----- MATERIAL SUPPLIED

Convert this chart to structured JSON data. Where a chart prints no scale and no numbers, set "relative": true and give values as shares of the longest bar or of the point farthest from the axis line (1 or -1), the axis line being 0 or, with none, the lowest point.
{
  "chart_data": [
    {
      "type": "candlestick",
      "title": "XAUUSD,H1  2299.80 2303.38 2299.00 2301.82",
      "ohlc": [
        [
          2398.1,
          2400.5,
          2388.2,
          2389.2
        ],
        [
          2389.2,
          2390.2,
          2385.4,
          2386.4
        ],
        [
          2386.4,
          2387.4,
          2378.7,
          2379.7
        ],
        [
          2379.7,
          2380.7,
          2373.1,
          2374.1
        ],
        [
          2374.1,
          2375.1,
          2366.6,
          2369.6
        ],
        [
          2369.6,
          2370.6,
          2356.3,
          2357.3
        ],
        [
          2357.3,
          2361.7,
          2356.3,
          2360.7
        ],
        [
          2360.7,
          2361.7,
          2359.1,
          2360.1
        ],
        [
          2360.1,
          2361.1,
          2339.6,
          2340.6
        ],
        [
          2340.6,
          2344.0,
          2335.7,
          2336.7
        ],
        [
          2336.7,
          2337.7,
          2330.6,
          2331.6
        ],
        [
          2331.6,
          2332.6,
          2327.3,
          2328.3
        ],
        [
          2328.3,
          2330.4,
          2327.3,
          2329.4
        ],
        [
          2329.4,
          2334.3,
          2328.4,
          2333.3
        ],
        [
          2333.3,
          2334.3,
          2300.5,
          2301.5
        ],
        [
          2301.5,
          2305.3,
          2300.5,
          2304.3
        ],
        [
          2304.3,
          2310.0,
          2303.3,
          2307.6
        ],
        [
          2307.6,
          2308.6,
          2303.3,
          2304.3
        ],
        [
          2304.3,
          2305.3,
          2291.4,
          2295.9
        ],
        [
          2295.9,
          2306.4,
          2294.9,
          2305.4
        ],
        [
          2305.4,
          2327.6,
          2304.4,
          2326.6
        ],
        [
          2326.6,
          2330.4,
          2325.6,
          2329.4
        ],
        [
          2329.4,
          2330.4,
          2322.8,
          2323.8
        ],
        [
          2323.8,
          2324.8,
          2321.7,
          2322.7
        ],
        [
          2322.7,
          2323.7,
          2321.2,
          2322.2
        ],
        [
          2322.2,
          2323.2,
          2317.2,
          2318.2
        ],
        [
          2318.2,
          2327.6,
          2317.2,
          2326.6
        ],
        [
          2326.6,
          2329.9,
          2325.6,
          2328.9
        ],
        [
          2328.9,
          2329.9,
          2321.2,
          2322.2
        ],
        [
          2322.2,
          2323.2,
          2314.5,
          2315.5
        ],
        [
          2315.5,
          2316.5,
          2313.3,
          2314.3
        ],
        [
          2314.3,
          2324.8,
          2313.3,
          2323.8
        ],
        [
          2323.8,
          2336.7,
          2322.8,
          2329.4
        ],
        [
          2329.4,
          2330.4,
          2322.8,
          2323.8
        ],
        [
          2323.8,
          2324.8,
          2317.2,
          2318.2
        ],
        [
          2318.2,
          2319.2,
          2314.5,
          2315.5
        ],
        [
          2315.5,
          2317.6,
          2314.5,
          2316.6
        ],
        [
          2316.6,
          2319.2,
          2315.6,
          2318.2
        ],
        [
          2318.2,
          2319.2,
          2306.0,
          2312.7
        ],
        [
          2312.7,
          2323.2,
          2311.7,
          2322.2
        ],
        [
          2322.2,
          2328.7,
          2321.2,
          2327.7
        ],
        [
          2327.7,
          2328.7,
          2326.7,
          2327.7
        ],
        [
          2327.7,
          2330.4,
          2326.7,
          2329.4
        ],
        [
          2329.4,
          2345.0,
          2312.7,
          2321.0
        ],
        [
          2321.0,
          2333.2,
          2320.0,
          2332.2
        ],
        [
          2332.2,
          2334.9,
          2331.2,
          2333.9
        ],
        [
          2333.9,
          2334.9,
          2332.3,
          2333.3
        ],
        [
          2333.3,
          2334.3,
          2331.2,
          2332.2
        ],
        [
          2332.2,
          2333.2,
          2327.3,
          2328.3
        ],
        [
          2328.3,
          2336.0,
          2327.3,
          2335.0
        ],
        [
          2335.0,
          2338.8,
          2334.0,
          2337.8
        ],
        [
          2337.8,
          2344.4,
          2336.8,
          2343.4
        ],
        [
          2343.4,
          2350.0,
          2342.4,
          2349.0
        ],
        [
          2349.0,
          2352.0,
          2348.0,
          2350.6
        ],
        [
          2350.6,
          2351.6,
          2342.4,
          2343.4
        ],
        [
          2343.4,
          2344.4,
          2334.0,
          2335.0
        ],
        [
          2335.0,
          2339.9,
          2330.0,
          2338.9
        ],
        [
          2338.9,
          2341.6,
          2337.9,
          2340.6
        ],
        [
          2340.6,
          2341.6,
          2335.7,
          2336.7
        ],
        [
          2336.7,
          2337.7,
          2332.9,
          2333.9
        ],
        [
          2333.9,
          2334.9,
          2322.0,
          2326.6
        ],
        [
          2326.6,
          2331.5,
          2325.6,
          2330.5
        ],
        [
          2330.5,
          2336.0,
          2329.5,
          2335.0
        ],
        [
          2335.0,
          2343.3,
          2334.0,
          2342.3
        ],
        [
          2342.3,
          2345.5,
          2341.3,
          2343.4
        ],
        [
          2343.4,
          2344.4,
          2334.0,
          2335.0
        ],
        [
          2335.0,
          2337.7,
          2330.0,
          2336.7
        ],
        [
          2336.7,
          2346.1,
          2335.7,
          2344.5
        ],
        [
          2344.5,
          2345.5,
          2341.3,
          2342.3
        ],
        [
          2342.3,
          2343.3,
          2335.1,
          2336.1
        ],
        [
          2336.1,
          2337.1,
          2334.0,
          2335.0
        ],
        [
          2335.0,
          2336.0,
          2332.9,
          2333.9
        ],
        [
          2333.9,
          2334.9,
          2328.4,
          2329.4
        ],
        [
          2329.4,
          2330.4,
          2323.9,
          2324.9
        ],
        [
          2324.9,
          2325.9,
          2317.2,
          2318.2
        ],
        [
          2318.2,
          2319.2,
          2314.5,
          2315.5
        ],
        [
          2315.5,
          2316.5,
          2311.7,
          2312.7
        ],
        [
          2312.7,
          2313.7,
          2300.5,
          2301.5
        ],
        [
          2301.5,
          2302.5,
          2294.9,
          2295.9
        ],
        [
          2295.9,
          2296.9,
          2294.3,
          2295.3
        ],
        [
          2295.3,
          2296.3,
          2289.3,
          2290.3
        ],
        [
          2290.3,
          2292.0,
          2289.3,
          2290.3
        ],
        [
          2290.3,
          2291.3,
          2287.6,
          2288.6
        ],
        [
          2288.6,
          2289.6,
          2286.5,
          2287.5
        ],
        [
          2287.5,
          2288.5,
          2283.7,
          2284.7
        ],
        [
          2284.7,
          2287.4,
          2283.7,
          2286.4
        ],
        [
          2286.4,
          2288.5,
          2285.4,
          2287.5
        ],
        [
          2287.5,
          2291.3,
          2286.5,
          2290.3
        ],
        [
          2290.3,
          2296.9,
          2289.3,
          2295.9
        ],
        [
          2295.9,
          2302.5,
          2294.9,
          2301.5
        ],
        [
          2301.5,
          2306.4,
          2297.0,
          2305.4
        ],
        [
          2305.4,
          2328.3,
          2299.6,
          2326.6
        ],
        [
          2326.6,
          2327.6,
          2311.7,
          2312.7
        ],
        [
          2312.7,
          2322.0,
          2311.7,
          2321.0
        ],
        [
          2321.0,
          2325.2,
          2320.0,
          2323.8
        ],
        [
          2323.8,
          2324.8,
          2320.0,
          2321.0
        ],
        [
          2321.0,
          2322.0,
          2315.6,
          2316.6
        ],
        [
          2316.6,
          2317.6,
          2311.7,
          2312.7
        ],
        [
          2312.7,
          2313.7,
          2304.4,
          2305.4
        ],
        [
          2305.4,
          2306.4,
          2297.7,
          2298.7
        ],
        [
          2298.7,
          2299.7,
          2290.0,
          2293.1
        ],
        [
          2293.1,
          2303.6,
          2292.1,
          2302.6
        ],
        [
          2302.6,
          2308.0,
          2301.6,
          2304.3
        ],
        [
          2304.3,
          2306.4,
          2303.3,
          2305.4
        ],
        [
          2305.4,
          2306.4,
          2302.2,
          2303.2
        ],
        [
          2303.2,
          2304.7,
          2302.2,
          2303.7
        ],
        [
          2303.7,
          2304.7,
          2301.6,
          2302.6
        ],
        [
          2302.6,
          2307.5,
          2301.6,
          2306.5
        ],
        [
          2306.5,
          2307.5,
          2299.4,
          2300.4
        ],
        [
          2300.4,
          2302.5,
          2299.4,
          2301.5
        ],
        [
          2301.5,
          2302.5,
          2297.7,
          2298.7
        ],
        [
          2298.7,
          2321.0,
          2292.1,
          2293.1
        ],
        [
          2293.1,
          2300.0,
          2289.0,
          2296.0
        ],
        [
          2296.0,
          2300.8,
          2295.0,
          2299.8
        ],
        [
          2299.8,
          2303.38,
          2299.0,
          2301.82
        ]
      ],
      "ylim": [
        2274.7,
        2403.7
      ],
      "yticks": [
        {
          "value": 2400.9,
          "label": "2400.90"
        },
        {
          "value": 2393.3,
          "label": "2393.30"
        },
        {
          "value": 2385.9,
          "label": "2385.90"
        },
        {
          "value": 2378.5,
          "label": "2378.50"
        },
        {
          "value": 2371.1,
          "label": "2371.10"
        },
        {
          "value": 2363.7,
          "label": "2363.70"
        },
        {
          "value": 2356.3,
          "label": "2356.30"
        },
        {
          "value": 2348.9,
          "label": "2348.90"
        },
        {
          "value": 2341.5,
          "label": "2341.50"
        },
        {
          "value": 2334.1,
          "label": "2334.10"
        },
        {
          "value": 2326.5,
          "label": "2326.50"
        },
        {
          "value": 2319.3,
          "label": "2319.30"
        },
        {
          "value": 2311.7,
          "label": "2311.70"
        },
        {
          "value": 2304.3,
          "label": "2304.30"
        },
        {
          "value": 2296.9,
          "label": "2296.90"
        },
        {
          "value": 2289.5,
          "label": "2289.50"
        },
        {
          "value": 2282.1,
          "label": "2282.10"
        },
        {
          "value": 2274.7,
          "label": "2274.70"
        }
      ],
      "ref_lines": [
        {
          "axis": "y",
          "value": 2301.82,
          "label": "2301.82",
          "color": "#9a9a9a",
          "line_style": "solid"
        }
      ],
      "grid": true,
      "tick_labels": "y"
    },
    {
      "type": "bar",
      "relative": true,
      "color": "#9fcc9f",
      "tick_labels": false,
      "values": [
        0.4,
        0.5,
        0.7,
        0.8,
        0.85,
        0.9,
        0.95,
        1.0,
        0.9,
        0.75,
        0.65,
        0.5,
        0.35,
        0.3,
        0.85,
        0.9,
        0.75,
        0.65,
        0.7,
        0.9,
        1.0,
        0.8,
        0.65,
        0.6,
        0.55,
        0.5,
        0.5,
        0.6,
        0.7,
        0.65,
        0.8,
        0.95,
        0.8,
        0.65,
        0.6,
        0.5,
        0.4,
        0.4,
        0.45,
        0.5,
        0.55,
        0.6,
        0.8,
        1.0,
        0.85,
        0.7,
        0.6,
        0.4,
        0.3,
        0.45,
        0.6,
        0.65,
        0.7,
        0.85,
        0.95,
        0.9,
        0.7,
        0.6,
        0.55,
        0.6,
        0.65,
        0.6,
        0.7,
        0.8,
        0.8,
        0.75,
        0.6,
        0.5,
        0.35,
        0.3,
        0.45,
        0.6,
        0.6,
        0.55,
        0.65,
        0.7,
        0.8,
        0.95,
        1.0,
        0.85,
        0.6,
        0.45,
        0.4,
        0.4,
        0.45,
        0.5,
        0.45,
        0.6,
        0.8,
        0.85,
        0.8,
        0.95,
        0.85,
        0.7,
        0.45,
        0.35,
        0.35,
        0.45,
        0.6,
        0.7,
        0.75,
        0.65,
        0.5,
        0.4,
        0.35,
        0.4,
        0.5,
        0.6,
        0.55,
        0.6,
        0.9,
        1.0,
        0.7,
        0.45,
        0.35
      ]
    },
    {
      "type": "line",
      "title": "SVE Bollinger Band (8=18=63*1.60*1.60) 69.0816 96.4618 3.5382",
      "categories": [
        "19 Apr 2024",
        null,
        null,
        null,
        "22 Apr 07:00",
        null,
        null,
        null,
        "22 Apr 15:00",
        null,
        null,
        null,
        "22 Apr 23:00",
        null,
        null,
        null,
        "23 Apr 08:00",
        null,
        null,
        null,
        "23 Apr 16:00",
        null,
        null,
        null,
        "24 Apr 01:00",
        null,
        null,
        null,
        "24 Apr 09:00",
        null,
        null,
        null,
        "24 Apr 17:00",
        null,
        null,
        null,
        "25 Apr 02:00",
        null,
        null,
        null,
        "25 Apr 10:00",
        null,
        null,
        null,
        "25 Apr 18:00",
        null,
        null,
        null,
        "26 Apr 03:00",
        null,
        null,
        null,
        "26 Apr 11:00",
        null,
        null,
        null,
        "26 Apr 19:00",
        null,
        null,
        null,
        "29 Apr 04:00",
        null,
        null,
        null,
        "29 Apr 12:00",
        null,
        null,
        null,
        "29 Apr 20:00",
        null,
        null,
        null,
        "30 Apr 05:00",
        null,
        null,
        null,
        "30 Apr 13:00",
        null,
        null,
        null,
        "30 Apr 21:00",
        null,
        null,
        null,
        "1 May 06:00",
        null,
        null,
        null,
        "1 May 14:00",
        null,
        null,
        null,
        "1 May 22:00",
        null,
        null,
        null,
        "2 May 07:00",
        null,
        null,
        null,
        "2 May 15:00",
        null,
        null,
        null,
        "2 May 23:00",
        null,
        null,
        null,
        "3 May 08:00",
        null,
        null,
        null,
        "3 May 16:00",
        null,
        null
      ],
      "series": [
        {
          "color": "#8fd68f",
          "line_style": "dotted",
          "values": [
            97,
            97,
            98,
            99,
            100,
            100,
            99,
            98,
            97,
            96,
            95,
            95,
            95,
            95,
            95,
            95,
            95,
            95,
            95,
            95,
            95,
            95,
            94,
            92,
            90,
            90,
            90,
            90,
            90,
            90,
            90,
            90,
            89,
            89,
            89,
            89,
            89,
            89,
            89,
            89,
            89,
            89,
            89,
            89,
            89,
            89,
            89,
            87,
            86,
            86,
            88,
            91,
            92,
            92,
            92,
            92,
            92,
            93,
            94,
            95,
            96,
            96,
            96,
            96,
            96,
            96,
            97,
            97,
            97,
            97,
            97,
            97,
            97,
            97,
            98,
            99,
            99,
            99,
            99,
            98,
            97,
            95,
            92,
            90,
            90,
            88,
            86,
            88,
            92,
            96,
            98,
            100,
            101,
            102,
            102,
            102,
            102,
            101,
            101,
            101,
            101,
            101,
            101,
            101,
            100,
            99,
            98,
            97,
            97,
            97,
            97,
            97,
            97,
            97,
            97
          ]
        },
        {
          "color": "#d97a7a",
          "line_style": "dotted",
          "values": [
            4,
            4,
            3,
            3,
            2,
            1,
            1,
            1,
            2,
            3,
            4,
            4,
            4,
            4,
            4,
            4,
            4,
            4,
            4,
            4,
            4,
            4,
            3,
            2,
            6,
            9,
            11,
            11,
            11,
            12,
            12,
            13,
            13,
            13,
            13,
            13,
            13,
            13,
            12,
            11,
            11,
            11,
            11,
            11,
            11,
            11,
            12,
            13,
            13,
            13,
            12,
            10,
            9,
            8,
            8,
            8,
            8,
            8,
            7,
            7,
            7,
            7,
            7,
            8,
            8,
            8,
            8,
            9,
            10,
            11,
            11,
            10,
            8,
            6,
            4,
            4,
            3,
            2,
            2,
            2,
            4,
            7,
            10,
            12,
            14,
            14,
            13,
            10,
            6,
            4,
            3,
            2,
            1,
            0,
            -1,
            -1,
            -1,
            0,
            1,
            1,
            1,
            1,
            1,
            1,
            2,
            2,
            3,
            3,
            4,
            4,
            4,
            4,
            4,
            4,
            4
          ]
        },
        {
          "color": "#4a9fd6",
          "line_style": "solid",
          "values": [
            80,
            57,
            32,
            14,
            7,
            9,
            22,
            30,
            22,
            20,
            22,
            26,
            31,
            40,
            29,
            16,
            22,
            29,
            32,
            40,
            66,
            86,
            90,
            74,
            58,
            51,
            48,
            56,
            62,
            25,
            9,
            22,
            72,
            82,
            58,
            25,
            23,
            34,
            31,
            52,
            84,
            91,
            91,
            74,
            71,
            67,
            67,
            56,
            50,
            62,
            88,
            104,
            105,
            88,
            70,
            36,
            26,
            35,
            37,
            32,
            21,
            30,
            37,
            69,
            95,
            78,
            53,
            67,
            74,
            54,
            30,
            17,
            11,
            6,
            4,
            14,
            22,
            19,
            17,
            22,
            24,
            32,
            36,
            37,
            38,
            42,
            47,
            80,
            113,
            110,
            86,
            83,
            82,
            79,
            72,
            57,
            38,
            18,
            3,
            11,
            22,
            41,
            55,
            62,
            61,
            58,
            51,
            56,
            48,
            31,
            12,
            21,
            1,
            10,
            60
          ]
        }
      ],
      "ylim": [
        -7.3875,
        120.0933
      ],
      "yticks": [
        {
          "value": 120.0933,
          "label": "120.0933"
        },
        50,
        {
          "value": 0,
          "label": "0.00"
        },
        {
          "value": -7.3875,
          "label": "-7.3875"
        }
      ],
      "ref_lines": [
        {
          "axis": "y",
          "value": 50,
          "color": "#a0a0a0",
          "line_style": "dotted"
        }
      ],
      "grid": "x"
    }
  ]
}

----------

■ **EXERCISE PROMPT**: Where a line in the material above holds "color", copy that line.

■ **THE REPLY**:
          "color": "#9a9a9a",
      "color": "#9fcc9f",
          "color": "#8fd68f",
          "color": "#d97a7a",
          "color": "#4a9fd6",
          "color": "#a0a0a0",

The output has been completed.